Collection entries
····················
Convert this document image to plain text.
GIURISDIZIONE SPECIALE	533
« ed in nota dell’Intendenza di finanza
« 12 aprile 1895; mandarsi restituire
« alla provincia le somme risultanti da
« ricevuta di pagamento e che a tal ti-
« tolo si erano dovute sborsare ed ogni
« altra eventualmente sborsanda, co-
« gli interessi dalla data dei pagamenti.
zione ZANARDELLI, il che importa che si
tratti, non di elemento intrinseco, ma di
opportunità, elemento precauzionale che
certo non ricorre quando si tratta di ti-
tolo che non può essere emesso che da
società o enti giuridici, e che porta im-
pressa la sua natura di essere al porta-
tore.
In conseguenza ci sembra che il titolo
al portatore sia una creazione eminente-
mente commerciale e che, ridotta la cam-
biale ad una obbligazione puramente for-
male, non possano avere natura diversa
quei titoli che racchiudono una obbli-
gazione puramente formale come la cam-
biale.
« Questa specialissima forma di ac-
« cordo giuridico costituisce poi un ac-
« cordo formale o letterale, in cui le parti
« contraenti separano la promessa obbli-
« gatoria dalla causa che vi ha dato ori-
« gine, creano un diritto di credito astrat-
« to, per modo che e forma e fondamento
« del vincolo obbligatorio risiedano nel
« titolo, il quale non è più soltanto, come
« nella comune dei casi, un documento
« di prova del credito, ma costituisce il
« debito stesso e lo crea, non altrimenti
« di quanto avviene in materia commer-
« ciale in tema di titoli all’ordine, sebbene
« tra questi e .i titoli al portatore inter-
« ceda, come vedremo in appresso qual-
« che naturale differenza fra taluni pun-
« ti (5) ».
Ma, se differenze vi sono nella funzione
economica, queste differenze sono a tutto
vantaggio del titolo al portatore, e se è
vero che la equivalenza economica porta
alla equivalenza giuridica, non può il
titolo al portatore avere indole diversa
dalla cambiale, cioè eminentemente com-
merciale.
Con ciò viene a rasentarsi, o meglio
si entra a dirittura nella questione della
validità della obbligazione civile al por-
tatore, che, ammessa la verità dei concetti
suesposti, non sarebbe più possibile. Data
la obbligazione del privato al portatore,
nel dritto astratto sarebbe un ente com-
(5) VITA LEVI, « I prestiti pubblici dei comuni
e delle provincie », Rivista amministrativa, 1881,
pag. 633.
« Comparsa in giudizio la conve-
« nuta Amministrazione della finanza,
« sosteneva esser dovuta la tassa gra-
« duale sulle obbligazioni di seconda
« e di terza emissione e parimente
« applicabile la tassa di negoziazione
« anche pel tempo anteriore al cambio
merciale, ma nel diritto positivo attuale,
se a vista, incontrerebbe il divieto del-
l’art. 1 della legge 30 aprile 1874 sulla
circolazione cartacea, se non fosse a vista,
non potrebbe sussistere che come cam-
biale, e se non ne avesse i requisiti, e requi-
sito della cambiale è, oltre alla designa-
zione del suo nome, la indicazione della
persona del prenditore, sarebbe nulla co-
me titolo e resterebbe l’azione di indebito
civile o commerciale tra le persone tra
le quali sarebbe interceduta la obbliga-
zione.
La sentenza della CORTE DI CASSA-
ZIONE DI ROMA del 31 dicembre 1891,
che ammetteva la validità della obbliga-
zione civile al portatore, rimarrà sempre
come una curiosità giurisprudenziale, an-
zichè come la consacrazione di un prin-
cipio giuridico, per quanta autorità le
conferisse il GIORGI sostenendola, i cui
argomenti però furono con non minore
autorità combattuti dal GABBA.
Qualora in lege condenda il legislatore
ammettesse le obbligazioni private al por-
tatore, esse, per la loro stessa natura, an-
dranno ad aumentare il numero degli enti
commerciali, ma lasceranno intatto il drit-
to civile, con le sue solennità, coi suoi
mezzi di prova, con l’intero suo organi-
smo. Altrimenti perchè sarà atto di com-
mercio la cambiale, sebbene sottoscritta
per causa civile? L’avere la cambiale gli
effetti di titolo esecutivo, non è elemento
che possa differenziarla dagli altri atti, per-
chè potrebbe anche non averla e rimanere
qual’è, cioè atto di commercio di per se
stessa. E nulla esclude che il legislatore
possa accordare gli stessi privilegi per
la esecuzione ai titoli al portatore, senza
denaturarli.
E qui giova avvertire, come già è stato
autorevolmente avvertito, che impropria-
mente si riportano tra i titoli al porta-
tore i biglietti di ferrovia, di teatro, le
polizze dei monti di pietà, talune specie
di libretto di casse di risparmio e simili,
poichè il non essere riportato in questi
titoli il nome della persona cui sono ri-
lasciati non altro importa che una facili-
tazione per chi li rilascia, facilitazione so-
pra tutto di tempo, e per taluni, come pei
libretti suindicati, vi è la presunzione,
····················
*Required work:* Extract the complete set of records unchanged.

*Answer for this exercise:*
Convert this document image to plain text.
GIURISDIZIONE SPECIALE	533
« ed in nota dell’Intendenza di finanza
« 12 aprile 1895; mandarsi restituire
« alla provincia le somme risultanti da
« ricevuta di pagamento e che a tal ti-
« tolo si erano dovute sborsare ed ogni
« altra eventualmente sborsanda, co-
« gli interessi dalla data dei pagamenti.
zione ZANARDELLI, il che importa che si
tratti, non di elemento intrinseco, ma di
opportunità, elemento precauzionale che
certo non ricorre quando si tratta di ti-
tolo che non può essere emesso che da
società o enti giuridici, e che porta im-
pressa la sua natura di essere al porta-
tore.
In conseguenza ci sembra che il titolo
al portatore sia una creazione eminente-
mente commerciale e che, ridotta la cam-
biale ad una obbligazione puramente for-
male, non possano avere natura diversa
quei titoli che racchiudono una obbli-
gazione puramente formale come la cam-
biale.
« Questa specialissima forma di ac-
« cordo giuridico costituisce poi un ac-
« cordo formale o letterale, in cui le parti
« contraenti separano la promessa obbli-
« gatoria dalla causa che vi ha dato ori-
« gine, creano un diritto di credito astrat-
« to, per modo che e forma e fondamento
« del vincolo obbligatorio risiedano nel
« titolo, il quale non è più soltanto, come
« nella comune dei casi, un documento
« di prova del credito, ma costituisce il
« debito stesso e lo crea, non altrimenti
« di quanto avviene in materia commer-
« ciale in tema di titoli all’ordine, sebbene
« tra questi e .i titoli al portatore inter-
« ceda, come vedremo in appresso qual-
« che naturale differenza fra taluni pun-
« ti (5) ».
Ma, se differenze vi sono nella funzione
economica, queste differenze sono a tutto
vantaggio del titolo al portatore, e se è
vero che la equivalenza economica porta
alla equivalenza giuridica, non può il
titolo al portatore avere indole diversa
dalla cambiale, cioè eminentemente com-
merciale.
Con ciò viene a rasentarsi, o meglio
si entra a dirittura nella questione della
validità della obbligazione civile al por-
tatore, che, ammessa la verità dei concetti
suesposti, non sarebbe più possibile. Data
la obbligazione del privato al portatore,
nel dritto astratto sarebbe un ente com-
(5) VITA LEVI, « I prestiti pubblici dei comuni
e delle provincie », Rivista amministrativa, 1881,
pag. 633.
« Comparsa in giudizio la conve-
« nuta Amministrazione della finanza,
« sosteneva esser dovuta la tassa gra-
« duale sulle obbligazioni di seconda
« e di terza emissione e parimente
« applicabile la tassa di negoziazione
« anche pel tempo anteriore al cambio
merciale, ma nel diritto positivo attuale,
se a vista, incontrerebbe il divieto del-
l’art. 1 della legge 30 aprile 1874 sulla
circolazione cartacea, se non fosse a vista,
non potrebbe sussistere che come cam-
biale, e se non ne avesse i requisiti, e requi-
sito della cambiale è, oltre alla designa-
zione del suo nome, la indicazione della
persona del prenditore, sarebbe nulla co-
me titolo e resterebbe l’azione di indebito
civile o commerciale tra le persone tra
le quali sarebbe interceduta la obbliga-
zione.
La sentenza della CORTE DI CASSA-
ZIONE DI ROMA del 31 dicembre 1891,
che ammetteva la validità della obbliga-
zione civile al portatore, rimarrà sempre
come una curiosità giurisprudenziale, an-
zichè come la consacrazione di un prin-
cipio giuridico, per quanta autorità le
conferisse il GIORGI sostenendola, i cui
argomenti però furono con non minore
autorità combattuti dal GABBA.
Qualora in lege condenda il legislatore
ammettesse le obbligazioni private al por-
tatore, esse, per la loro stessa natura, an-
dranno ad aumentare il numero degli enti
commerciali, ma lasceranno intatto il drit-
to civile, con le sue solennità, coi suoi
mezzi di prova, con l’intero suo organi-
smo. Altrimenti perchè sarà atto di com-
mercio la cambiale, sebbene sottoscritta
per causa civile? L’avere la cambiale gli
effetti di titolo esecutivo, non è elemento
che possa differenziarla dagli altri atti, per-
chè potrebbe anche non averla e rimanere
qual’è, cioè atto di commercio di per se
stessa. E nulla esclude che il legislatore
possa accordare gli stessi privilegi per
la esecuzione ai titoli al portatore, senza
denaturarli.
E qui giova avvertire, come già è stato
autorevolmente avvertito, che impropria-
mente si riportano tra i titoli al porta-
tore i biglietti di ferrovia, di teatro, le
polizze dei monti di pietà, talune specie
di libretto di casse di risparmio e simili,
poichè il non essere riportato in questi
titoli il nome della persona cui sono ri-
lasciati non altro importa che una facili-
tazione per chi li rilascia, facilitazione so-
pra tutto di tempo, e per taluni, come pei
libretti suindicati, vi è la presunzione,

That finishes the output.